======== Records provided
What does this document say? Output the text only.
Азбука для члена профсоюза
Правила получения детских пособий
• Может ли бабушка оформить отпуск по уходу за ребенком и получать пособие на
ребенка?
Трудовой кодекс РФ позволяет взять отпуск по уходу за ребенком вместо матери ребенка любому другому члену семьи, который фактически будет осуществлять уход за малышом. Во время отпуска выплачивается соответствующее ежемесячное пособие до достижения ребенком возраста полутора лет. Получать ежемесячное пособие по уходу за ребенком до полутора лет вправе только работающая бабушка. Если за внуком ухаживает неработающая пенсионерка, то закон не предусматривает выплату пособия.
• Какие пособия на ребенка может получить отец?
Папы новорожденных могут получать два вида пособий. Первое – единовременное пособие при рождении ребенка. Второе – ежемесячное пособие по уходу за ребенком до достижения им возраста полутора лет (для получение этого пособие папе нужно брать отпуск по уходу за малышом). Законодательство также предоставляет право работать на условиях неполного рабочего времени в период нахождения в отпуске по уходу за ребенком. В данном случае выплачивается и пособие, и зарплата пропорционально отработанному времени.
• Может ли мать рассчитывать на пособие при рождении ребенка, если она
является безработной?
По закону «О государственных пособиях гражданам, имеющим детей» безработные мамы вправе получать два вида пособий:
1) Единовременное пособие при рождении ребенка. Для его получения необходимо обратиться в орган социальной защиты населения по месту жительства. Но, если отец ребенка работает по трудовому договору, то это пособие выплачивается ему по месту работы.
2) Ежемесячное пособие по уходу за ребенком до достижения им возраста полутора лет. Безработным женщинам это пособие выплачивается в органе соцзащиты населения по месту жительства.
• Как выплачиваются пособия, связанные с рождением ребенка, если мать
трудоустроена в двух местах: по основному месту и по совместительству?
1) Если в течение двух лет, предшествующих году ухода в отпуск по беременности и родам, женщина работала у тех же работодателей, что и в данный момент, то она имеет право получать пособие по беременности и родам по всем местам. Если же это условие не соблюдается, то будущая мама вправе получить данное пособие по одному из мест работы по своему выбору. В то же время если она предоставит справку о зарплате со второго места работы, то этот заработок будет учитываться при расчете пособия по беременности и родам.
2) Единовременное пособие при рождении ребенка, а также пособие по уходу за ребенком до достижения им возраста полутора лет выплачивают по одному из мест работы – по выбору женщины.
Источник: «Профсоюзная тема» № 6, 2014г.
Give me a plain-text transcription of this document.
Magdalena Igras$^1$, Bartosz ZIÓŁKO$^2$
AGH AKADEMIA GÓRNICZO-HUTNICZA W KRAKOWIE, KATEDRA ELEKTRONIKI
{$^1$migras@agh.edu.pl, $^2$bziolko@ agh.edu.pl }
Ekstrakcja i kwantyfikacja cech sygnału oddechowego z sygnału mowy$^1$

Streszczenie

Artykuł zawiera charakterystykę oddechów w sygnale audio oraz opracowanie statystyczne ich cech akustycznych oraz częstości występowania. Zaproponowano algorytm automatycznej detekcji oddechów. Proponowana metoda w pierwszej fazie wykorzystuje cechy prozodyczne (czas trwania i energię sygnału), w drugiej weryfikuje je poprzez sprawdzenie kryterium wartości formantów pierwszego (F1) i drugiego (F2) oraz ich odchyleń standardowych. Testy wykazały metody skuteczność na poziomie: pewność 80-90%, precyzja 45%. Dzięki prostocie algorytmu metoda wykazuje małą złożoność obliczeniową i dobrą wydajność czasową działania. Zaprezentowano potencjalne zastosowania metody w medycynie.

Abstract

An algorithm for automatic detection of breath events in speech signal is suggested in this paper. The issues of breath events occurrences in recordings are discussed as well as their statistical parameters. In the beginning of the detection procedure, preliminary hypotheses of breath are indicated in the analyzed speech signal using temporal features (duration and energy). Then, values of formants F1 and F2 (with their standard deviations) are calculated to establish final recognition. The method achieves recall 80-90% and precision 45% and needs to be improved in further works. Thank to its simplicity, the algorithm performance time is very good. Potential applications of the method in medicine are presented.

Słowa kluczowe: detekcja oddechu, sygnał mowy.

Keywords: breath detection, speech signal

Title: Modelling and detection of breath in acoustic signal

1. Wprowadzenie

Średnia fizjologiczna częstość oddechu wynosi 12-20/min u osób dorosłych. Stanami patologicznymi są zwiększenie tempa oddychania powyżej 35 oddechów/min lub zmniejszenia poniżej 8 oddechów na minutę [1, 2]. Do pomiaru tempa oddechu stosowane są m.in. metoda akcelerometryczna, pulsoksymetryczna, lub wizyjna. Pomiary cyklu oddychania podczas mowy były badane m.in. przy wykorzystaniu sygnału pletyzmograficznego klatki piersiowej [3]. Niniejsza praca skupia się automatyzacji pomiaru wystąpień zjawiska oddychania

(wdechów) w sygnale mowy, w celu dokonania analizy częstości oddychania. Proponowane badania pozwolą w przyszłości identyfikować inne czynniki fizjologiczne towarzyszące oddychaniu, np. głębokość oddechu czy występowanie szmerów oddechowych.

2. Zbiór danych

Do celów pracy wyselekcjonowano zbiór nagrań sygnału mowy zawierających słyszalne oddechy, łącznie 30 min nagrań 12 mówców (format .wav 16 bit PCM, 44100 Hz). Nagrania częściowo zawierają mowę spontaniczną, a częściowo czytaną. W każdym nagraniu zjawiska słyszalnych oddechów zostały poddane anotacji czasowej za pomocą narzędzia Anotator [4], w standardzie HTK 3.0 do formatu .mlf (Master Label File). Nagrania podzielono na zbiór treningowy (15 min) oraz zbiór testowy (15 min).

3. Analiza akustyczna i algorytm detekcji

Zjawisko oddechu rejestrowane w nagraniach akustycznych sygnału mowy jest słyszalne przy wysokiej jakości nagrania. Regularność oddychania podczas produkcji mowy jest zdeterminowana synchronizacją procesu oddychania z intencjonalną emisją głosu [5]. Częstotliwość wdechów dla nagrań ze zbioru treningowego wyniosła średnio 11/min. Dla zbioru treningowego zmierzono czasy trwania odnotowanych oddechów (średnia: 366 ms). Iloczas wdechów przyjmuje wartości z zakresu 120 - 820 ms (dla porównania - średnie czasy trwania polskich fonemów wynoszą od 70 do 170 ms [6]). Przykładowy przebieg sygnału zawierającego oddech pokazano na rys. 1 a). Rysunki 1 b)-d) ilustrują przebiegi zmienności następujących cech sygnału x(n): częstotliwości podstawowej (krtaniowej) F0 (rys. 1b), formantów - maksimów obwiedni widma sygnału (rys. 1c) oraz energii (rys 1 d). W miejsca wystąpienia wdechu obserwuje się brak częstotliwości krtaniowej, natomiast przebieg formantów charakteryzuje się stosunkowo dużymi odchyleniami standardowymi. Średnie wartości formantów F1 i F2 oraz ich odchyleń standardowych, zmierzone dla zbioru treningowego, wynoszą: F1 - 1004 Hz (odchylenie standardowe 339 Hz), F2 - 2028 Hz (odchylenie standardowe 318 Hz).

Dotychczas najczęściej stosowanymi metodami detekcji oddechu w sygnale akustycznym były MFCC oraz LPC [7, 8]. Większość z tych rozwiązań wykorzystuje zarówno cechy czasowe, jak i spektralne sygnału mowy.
================
-- Exercise details --
Pull out each line holding the string "жительства".

-- The solution --
1) Единовременное пособие при рождении ребенка. Для его получения необходимо обратиться в орган социальной защиты населения по месту жительства. Но, если отец ребенка работает по трудовому договору, то это пособие выплачивается ему по месту работы.
2) Ежемесячное пособие по уходу за ребенком до достижения им возраста полутора лет. Безработным женщинам это пособие выплачивается в органе соцзащиты населения по месту жительства.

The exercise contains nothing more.